#### PROBLEM STATEMENT:
Look through the material below. Copy every line with the string "Harmonik" in it.

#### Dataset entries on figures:
BEGIN
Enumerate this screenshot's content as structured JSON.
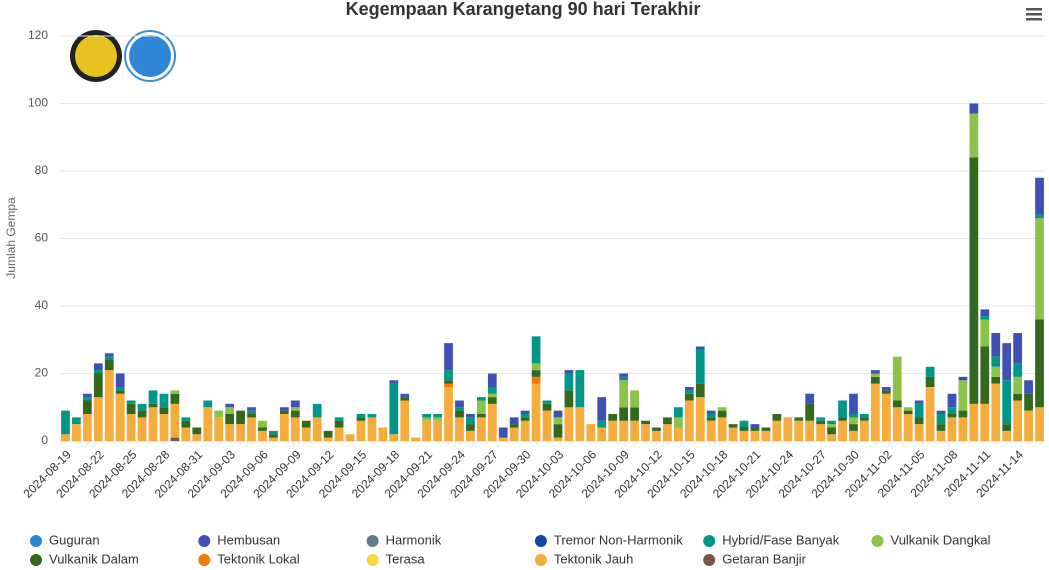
{
  "chart_data": {
    "type": "stacked_bar",
    "title": "Kegempaan Karangetang 90 hari Terakhir",
    "y_label": "Jumlah Gempa",
    "ylim": [
      0,
      120
    ],
    "yticks": [
      0,
      20,
      40,
      60,
      80,
      100,
      120
    ],
    "grid": true,
    "categories": [
      "2024-08-19",
      null,
      null,
      "2024-08-22",
      null,
      null,
      "2024-08-25",
      null,
      null,
      "2024-08-28",
      null,
      null,
      "2024-08-31",
      null,
      null,
      "2024-09-03",
      null,
      null,
      "2024-09-06",
      null,
      null,
      "2024-09-09",
      null,
      null,
      "2024-09-12",
      null,
      null,
      "2024-09-15",
      null,
      null,
      "2024-09-18",
      null,
      null,
      "2024-09-21",
      null,
      null,
      "2024-09-24",
      null,
      null,
      "2024-09-27",
      null,
      null,
      "2024-09-30",
      null,
      null,
      "2024-10-03",
      null,
      null,
      "2024-10-06",
      null,
      null,
      "2024-10-09",
      null,
      null,
      "2024-10-12",
      null,
      null,
      "2024-10-15",
      null,
      null,
      "2024-10-18",
      null,
      null,
      "2024-10-21",
      null,
      null,
      "2024-10-24",
      null,
      null,
      "2024-10-27",
      null,
      null,
      "2024-10-30",
      null,
      null,
      "2024-11-02",
      null,
      null,
      "2024-11-05",
      null,
      null,
      "2024-11-08",
      null,
      null,
      "2024-11-11",
      null,
      null,
      "2024-11-14",
      null,
      null
    ],
    "series": [
      {
        "name": "Guguran",
        "color": "#2b85d0",
        "values": [
          0,
          0,
          0,
          0,
          0,
          0,
          0,
          0,
          0,
          0,
          0,
          0,
          0,
          0,
          0,
          0,
          0,
          0,
          0,
          0,
          0,
          0,
          0,
          0,
          0,
          0,
          0,
          0,
          0,
          0,
          0,
          0,
          0,
          0,
          0,
          0,
          0,
          0,
          0,
          0,
          0,
          0,
          0,
          0,
          0,
          0,
          0,
          0,
          0,
          0,
          0,
          0,
          0,
          0,
          0,
          0,
          0,
          0,
          0,
          0,
          0,
          0,
          0,
          0,
          0,
          0,
          0,
          0,
          0,
          0,
          0,
          0,
          0,
          0,
          0,
          0,
          0,
          0,
          0,
          0,
          0,
          0,
          0,
          0,
          0,
          0,
          0,
          0,
          0,
          0
        ]
      },
      {
        "name": "Hembusan",
        "color": "#3f51b5",
        "values": [
          0,
          0,
          1,
          2,
          1,
          4,
          0,
          0,
          0,
          0,
          0,
          0,
          0,
          0,
          0,
          1,
          0,
          1,
          0,
          0,
          1,
          2,
          0,
          0,
          0,
          0,
          0,
          0,
          0,
          0,
          1,
          1,
          0,
          0,
          0,
          8,
          2,
          1,
          0,
          4,
          3,
          2,
          1,
          0,
          0,
          2,
          1,
          0,
          0,
          7,
          0,
          1,
          0,
          0,
          0,
          0,
          0,
          1,
          1,
          1,
          0,
          0,
          0,
          1,
          0,
          0,
          0,
          0,
          3,
          0,
          0,
          0,
          6,
          0,
          1,
          1,
          0,
          0,
          1,
          0,
          1,
          4,
          1,
          3,
          2,
          7,
          11,
          9,
          4,
          11
        ]
      },
      {
        "name": "Harmonik",
        "color": "#607d8b",
        "values": [
          0,
          0,
          0,
          0,
          0,
          0,
          0,
          0,
          0,
          0,
          0,
          0,
          0,
          0,
          0,
          0,
          0,
          0,
          0,
          0,
          0,
          0,
          0,
          0,
          0,
          0,
          0,
          0,
          0,
          0,
          0,
          0,
          0,
          0,
          0,
          0,
          0,
          0,
          0,
          0,
          0,
          0,
          0,
          0,
          0,
          0,
          0,
          0,
          0,
          0,
          0,
          0,
          0,
          0,
          0,
          0,
          0,
          0,
          0,
          0,
          0,
          0,
          0,
          0,
          0,
          0,
          0,
          0,
          0,
          0,
          0,
          0,
          0,
          0,
          0,
          0,
          0,
          0,
          0,
          0,
          0,
          0,
          0,
          0,
          0,
          0,
          0,
          0,
          0,
          0
        ]
      },
      {
        "name": "Tremor Non-Harmonik",
        "color": "#0d47a1",
        "values": [
          0,
          0,
          0,
          0,
          0,
          0,
          0,
          0,
          0,
          0,
          0,
          0,
          0,
          0,
          0,
          0,
          0,
          0,
          0,
          0,
          0,
          0,
          0,
          0,
          0,
          0,
          0,
          0,
          0,
          0,
          0,
          0,
          0,
          0,
          0,
          0,
          0,
          0,
          0,
          0,
          0,
          0,
          0,
          0,
          0,
          0,
          0,
          0,
          0,
          0,
          0,
          0,
          0,
          0,
          0,
          0,
          0,
          0,
          0,
          0,
          0,
          0,
          0,
          0,
          0,
          0,
          0,
          0,
          0,
          0,
          0,
          0,
          0,
          0,
          0,
          0,
          0,
          0,
          0,
          0,
          0,
          0,
          0,
          0,
          0,
          0,
          0,
          0,
          0,
          0
        ]
      },
      {
        "name": "Hybrid/Fase Banyak",
        "color": "#009688",
        "values": [
          7,
          2,
          1,
          1,
          1,
          1,
          1,
          2,
          4,
          4,
          0,
          1,
          0,
          2,
          0,
          0,
          0,
          1,
          0,
          1,
          0,
          0,
          0,
          4,
          0,
          1,
          0,
          1,
          1,
          0,
          15,
          0,
          0,
          1,
          1,
          3,
          1,
          2,
          1,
          2,
          0,
          0,
          1,
          8,
          1,
          0,
          5,
          11,
          0,
          2,
          0,
          1,
          0,
          0,
          0,
          0,
          3,
          1,
          10,
          1,
          0,
          0,
          2,
          0,
          0,
          0,
          0,
          0,
          0,
          1,
          1,
          5,
          1,
          1,
          0,
          0,
          0,
          0,
          4,
          3,
          3,
          2,
          0,
          0,
          1,
          3,
          13,
          4,
          0,
          1
        ]
      },
      {
        "name": "Vulkanik Dangkal",
        "color": "#8bc34a",
        "values": [
          0,
          0,
          0,
          0,
          0,
          0,
          0,
          0,
          0,
          0,
          1,
          0,
          0,
          0,
          2,
          2,
          0,
          0,
          2,
          0,
          0,
          1,
          0,
          0,
          0,
          0,
          0,
          0,
          0,
          0,
          0,
          0,
          0,
          1,
          1,
          0,
          0,
          0,
          4,
          1,
          0,
          0,
          0,
          2,
          0,
          2,
          0,
          0,
          0,
          0,
          0,
          8,
          5,
          0,
          0,
          0,
          3,
          0,
          0,
          0,
          1,
          0,
          0,
          0,
          0,
          0,
          0,
          0,
          0,
          0,
          1,
          0,
          2,
          0,
          1,
          0,
          13,
          1,
          0,
          0,
          0,
          0,
          9,
          13,
          8,
          3,
          0,
          5,
          0,
          30
        ]
      },
      {
        "name": "Vulkanik Dalam",
        "color": "#33691e",
        "values": [
          0,
          0,
          4,
          7,
          3,
          1,
          3,
          2,
          1,
          2,
          3,
          2,
          2,
          0,
          0,
          3,
          4,
          1,
          1,
          1,
          1,
          2,
          2,
          0,
          2,
          2,
          0,
          1,
          0,
          0,
          0,
          1,
          0,
          0,
          0,
          1,
          2,
          2,
          1,
          2,
          0,
          1,
          1,
          2,
          2,
          4,
          5,
          0,
          0,
          0,
          2,
          4,
          4,
          1,
          1,
          2,
          0,
          2,
          4,
          1,
          2,
          1,
          1,
          1,
          1,
          2,
          0,
          1,
          5,
          1,
          2,
          1,
          2,
          1,
          2,
          1,
          2,
          1,
          2,
          3,
          2,
          1,
          2,
          73,
          17,
          2,
          2,
          2,
          5,
          26
        ]
      },
      {
        "name": "Tektonik Lokal",
        "color": "#f57c00",
        "values": [
          0,
          0,
          0,
          0,
          0,
          0,
          0,
          0,
          0,
          0,
          0,
          0,
          0,
          0,
          0,
          0,
          0,
          0,
          0,
          0,
          0,
          0,
          0,
          0,
          0,
          0,
          0,
          0,
          0,
          0,
          0,
          0,
          0,
          0,
          0,
          1,
          0,
          0,
          0,
          0,
          0,
          0,
          0,
          2,
          0,
          0,
          0,
          0,
          0,
          0,
          0,
          0,
          0,
          0,
          0,
          0,
          0,
          0,
          0,
          0,
          0,
          0,
          0,
          0,
          0,
          0,
          0,
          0,
          0,
          0,
          0,
          0,
          0,
          0,
          0,
          0,
          0,
          0,
          0,
          0,
          0,
          0,
          0,
          0,
          0,
          0,
          0,
          0,
          0,
          0
        ]
      },
      {
        "name": "Terasa",
        "color": "#fdd835",
        "values": [
          0,
          0,
          0,
          0,
          0,
          0,
          0,
          0,
          0,
          0,
          0,
          0,
          0,
          0,
          0,
          0,
          0,
          0,
          0,
          0,
          0,
          0,
          0,
          0,
          0,
          0,
          0,
          0,
          0,
          0,
          0,
          0,
          0,
          0,
          0,
          0,
          0,
          0,
          0,
          0,
          0,
          0,
          0,
          0,
          0,
          0,
          0,
          0,
          0,
          0,
          0,
          0,
          0,
          0,
          0,
          0,
          0,
          0,
          0,
          0,
          0,
          0,
          0,
          0,
          0,
          0,
          0,
          0,
          0,
          0,
          0,
          0,
          0,
          0,
          0,
          0,
          0,
          0,
          0,
          0,
          0,
          0,
          0,
          0,
          0,
          0,
          0,
          0,
          0,
          0
        ]
      },
      {
        "name": "Tektonik Jauh",
        "color": "#f5ac3c",
        "values": [
          2,
          5,
          8,
          13,
          21,
          14,
          8,
          7,
          10,
          8,
          10,
          4,
          2,
          10,
          7,
          5,
          5,
          7,
          3,
          1,
          8,
          7,
          4,
          7,
          1,
          4,
          2,
          6,
          7,
          4,
          2,
          12,
          1,
          6,
          6,
          16,
          7,
          3,
          7,
          11,
          1,
          4,
          6,
          17,
          9,
          1,
          10,
          10,
          5,
          4,
          6,
          6,
          6,
          5,
          3,
          5,
          4,
          12,
          13,
          6,
          7,
          4,
          3,
          3,
          3,
          6,
          7,
          6,
          6,
          5,
          2,
          6,
          3,
          6,
          17,
          14,
          10,
          8,
          5,
          16,
          3,
          7,
          7,
          11,
          11,
          17,
          3,
          12,
          9,
          10
        ]
      },
      {
        "name": "Getaran Banjir",
        "color": "#795548",
        "values": [
          0,
          0,
          0,
          0,
          0,
          0,
          0,
          0,
          0,
          0,
          1,
          0,
          0,
          0,
          0,
          0,
          0,
          0,
          0,
          0,
          0,
          0,
          0,
          0,
          0,
          0,
          0,
          0,
          0,
          0,
          0,
          0,
          0,
          0,
          0,
          0,
          0,
          0,
          0,
          0,
          0,
          0,
          0,
          0,
          0,
          0,
          0,
          0,
          0,
          0,
          0,
          0,
          0,
          0,
          0,
          0,
          0,
          0,
          0,
          0,
          0,
          0,
          0,
          0,
          0,
          0,
          0,
          0,
          0,
          0,
          0,
          0,
          0,
          0,
          0,
          0,
          0,
          0,
          0,
          0,
          0,
          0,
          0,
          0,
          0,
          0,
          0,
          0,
          0,
          0
        ]
      }
    ]
  }
}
END
#### EXPECTED OUTPUT:
        "name": "Harmonik",
        "name": "Tremor Non-Harmonik",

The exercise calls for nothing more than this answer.